Show each line of the data below that has the string "title" in it.

ENTRIES SUPPLIED:
:::

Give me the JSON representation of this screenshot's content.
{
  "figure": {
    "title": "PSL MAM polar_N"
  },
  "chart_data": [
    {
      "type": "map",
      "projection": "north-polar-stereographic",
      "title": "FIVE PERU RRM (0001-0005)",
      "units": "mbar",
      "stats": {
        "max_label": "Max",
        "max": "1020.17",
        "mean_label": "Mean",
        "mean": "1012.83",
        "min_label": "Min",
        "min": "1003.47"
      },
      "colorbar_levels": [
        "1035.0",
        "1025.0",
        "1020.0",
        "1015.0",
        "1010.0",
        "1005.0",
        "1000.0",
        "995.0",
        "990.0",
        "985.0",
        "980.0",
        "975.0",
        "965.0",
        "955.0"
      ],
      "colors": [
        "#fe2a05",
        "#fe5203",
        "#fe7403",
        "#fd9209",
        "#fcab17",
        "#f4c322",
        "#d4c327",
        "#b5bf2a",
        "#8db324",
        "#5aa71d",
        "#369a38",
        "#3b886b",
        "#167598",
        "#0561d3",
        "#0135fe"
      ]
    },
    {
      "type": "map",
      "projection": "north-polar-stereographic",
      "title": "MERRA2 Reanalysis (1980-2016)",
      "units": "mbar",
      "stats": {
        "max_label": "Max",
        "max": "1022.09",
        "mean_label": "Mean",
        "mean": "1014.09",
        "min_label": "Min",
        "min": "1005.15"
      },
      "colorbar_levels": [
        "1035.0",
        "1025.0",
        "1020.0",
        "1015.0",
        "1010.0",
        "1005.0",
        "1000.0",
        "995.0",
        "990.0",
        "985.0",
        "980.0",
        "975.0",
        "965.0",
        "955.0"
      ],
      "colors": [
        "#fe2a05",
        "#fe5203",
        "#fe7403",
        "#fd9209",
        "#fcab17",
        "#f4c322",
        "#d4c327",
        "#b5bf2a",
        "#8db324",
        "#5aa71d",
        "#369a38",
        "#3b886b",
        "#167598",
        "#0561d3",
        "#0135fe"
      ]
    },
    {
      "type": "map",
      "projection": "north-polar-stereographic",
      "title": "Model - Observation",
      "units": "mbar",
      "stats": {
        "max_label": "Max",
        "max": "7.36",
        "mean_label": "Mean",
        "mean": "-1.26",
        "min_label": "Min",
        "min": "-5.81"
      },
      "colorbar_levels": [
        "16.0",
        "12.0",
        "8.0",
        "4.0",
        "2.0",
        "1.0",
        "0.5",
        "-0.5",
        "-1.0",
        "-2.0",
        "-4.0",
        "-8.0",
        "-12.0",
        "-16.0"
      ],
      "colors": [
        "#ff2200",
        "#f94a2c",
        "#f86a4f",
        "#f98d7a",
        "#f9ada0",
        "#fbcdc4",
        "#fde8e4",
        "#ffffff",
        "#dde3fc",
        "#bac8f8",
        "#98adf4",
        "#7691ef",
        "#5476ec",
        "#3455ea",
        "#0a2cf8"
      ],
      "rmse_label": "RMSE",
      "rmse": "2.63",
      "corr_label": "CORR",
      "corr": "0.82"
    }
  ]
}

:::

ANSWER TO THE PROBLEM:
    "title": "PSL MAM polar_N"
      "title": "FIVE PERU RRM (0001-0005)",
      "title": "MERRA2 Reanalysis (1980-2016)",
      "title": "Model - Observation",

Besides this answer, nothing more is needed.